**Aim of the exercise:**
Restate each line of the listing exactly, without carrying over any pictures.

**Entries shown:**
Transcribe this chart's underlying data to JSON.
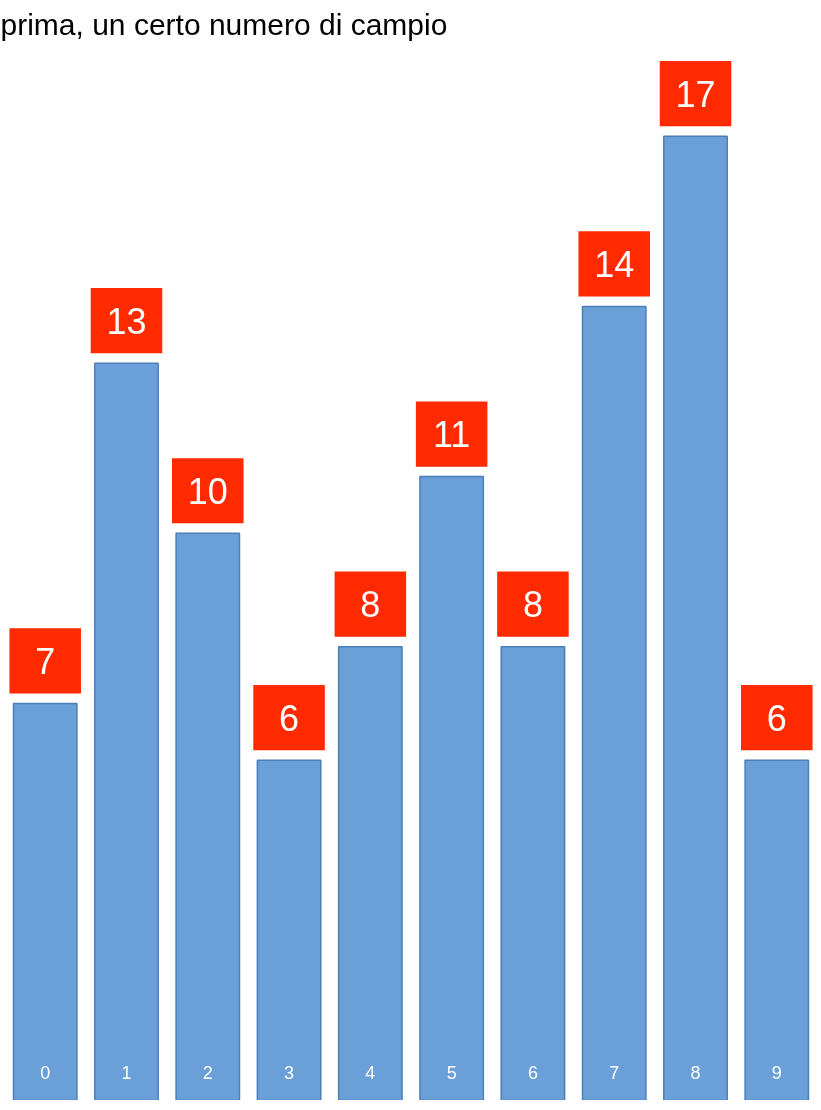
{
  "chart_data": {
    "type": "bar",
    "title": "prima, un certo numero di campio",
    "categories": [
      "0",
      "1",
      "2",
      "3",
      "4",
      "5",
      "6",
      "7",
      "8",
      "9"
    ],
    "values": [
      7,
      13,
      10,
      6,
      8,
      11,
      8,
      14,
      17,
      6
    ],
    "color": "#6a9fd8",
    "data_labels": true,
    "tick_labels": false,
    "grid": false
  }
}
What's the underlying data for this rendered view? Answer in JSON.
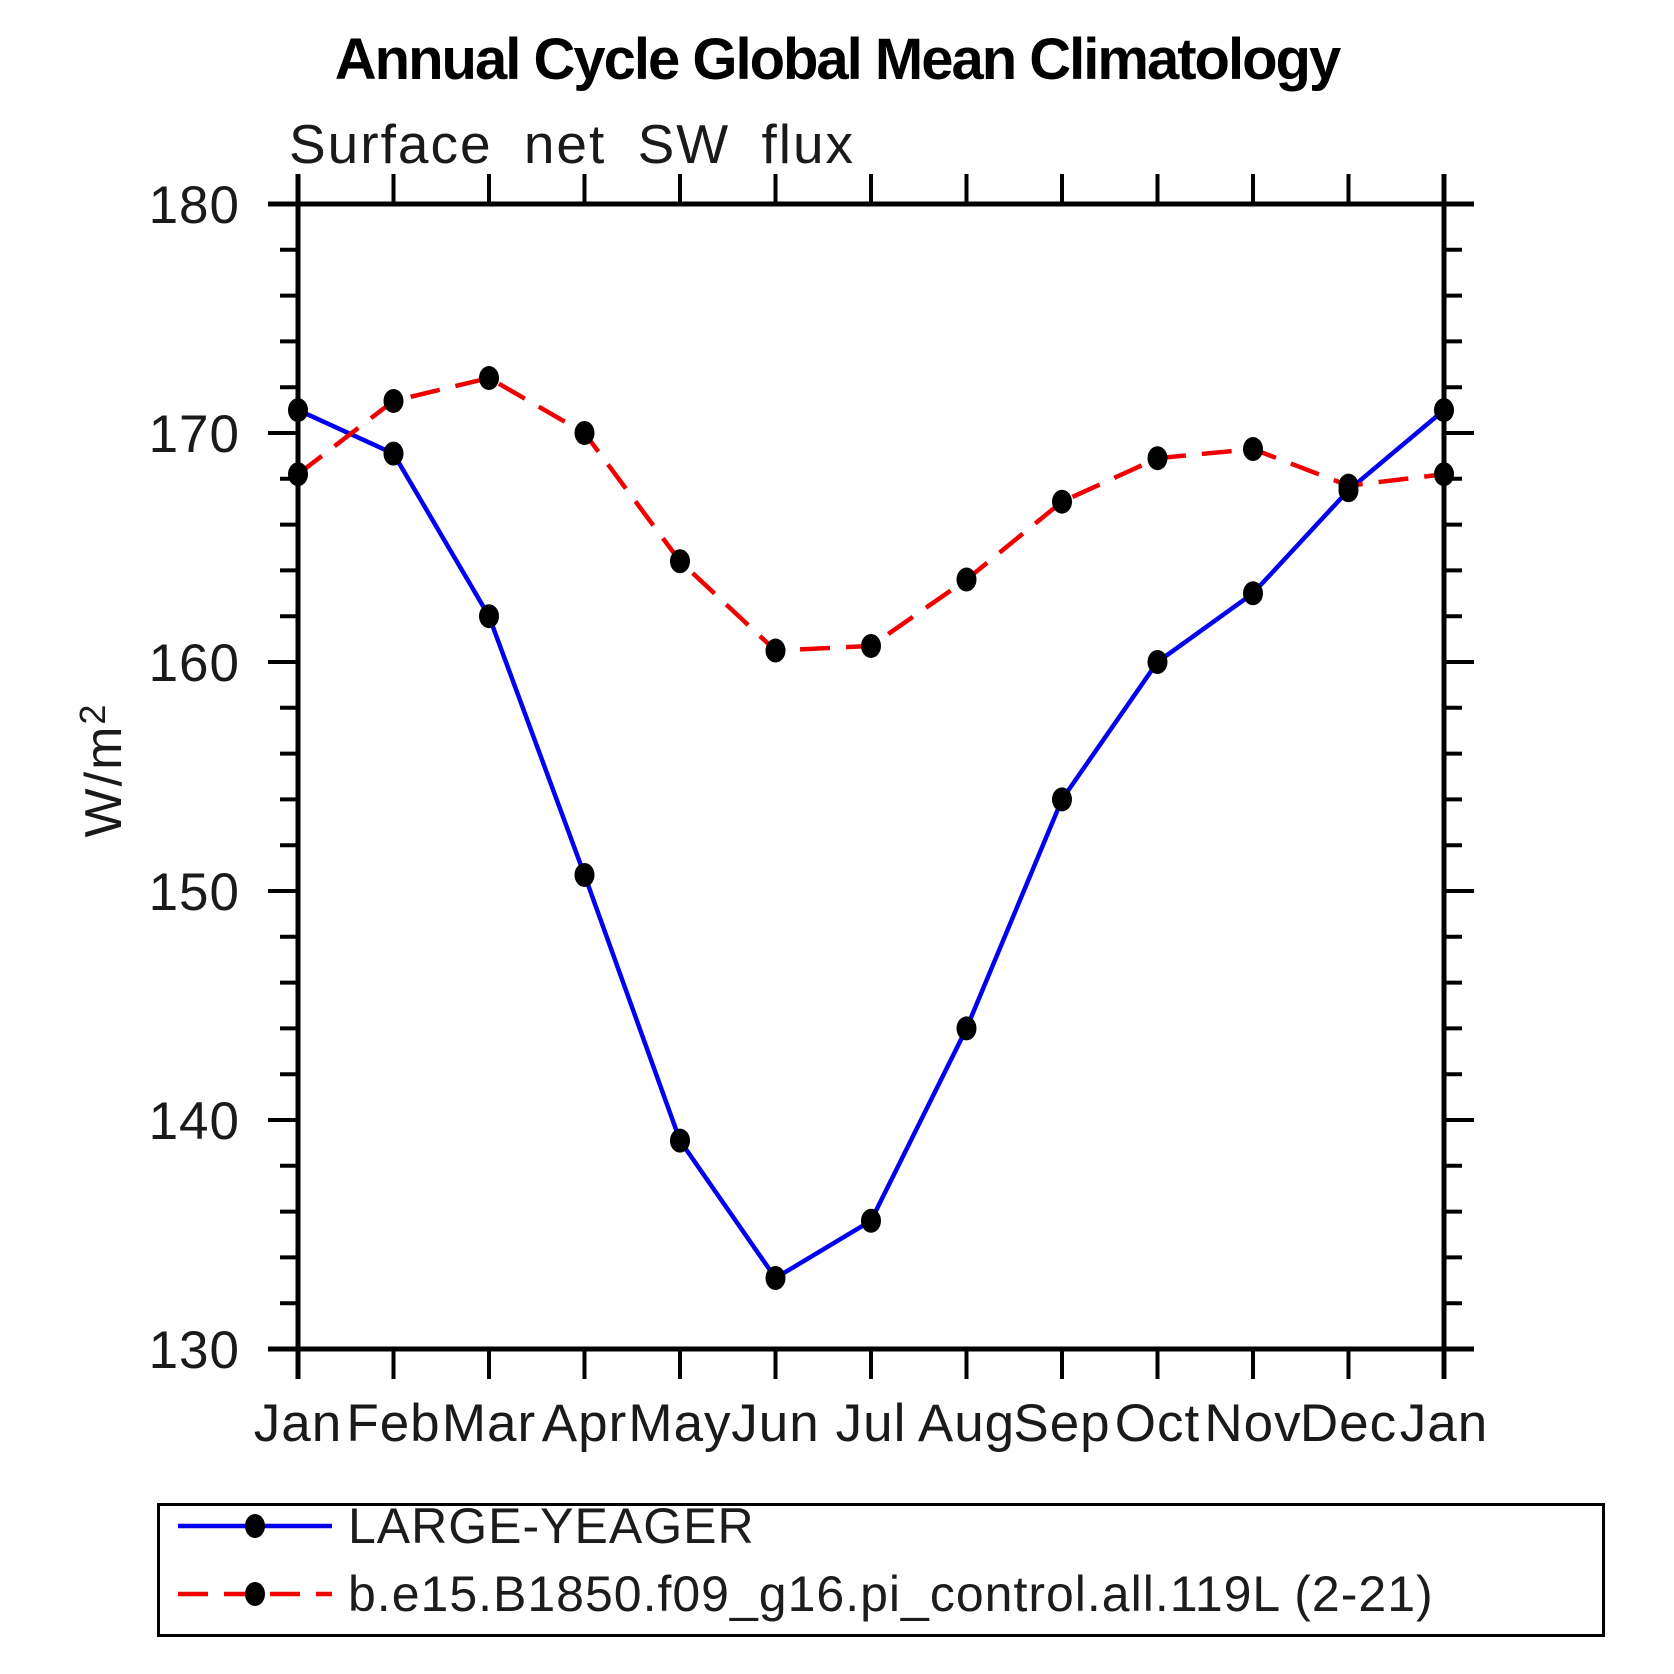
{
  "chart_data": {
    "type": "line",
    "title": "Annual Cycle Global Mean Climatology",
    "subtitle": "Surface net SW flux",
    "ylabel_base": "W/m",
    "ylabel_exponent": "2",
    "categories": [
      "Jan",
      "Feb",
      "Mar",
      "Apr",
      "May",
      "Jun",
      "Jul",
      "Aug",
      "Sep",
      "Oct",
      "Nov",
      "Dec",
      "Jan"
    ],
    "ylim": [
      130,
      180
    ],
    "ytick_major": [
      130,
      140,
      150,
      160,
      170,
      180
    ],
    "ytick_minor_step": 2,
    "grid": false,
    "legend_position": "bottom-box",
    "axis_color": "#000000",
    "tick_label_color": "#1a1a1a",
    "series": [
      {
        "name": "LARGE-YEAGER",
        "line_color": "#0101f0",
        "line_style": "solid",
        "marker": "filled-circle",
        "marker_color": "#000000",
        "values": [
          171.0,
          169.1,
          162.0,
          150.7,
          139.1,
          133.1,
          135.6,
          144.0,
          154.0,
          160.0,
          163.0,
          167.5,
          171.0
        ]
      },
      {
        "name": "b.e15.B1850.f09_g16.pi_control.all.119L (2-21)",
        "line_color": "#f00000",
        "line_style": "dashed",
        "marker": "filled-circle",
        "marker_color": "#000000",
        "values": [
          168.2,
          171.4,
          172.4,
          170.0,
          164.4,
          160.5,
          160.7,
          163.6,
          167.0,
          168.9,
          169.3,
          167.7,
          168.2
        ]
      }
    ]
  }
}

**Response for this exercise:**
Transcribe this chart's underlying data to JSON.
{
  "chart_data": {
    "type": "bar",
    "title": "prima, un certo numero di campio",
    "categories": [
      "0",
      "1",
      "2",
      "3",
      "4",
      "5",
      "6",
      "7",
      "8",
      "9"
    ],
    "values": [
      7,
      13,
      10,
      6,
      8,
      11,
      8,
      14,
      17,
      6
    ],
    "color": "#6a9fd8",
    "data_labels": true,
    "tick_labels": false,
    "grid": false
  }
}
What's the underlying data for this rendered view? Answer in JSON.
{
  "chart_data": {
    "type": "line",
    "title": "Annual Cycle Global Mean Climatology",
    "subtitle": "Surface net SW flux",
    "ylabel_base": "W/m",
    "ylabel_exponent": "2",
    "categories": [
      "Jan",
      "Feb",
      "Mar",
      "Apr",
      "May",
      "Jun",
      "Jul",
      "Aug",
      "Sep",
      "Oct",
      "Nov",
      "Dec",
      "Jan"
    ],
    "ylim": [
      130,
      180
    ],
    "ytick_major": [
      130,
      140,
      150,
      160,
      170,
      180
    ],
    "ytick_minor_step": 2,
    "grid": false,
    "legend_position": "bottom-box",
    "axis_color": "#000000",
    "tick_label_color": "#1a1a1a",
    "series": [
      {
        "name": "LARGE-YEAGER",
        "line_color": "#0101f0",
        "line_style": "solid",
        "marker": "filled-circle",
        "marker_color": "#000000",
        "values": [
          171.0,
          169.1,
          162.0,
          150.7,
          139.1,
          133.1,
          135.6,
          144.0,
          154.0,
          160.0,
          163.0,
          167.5,
          171.0
        ]
      },
      {
        "name": "b.e15.B1850.f09_g16.pi_control.all.119L (2-21)",
        "line_color": "#f00000",
        "line_style": "dashed",
        "marker": "filled-circle",
        "marker_color": "#000000",
        "values": [
          168.2,
          171.4,
          172.4,
          170.0,
          164.4,
          160.5,
          160.7,
          163.6,
          167.0,
          168.9,
          169.3,
          167.7,
          168.2
        ]
      }
    ]
  }
}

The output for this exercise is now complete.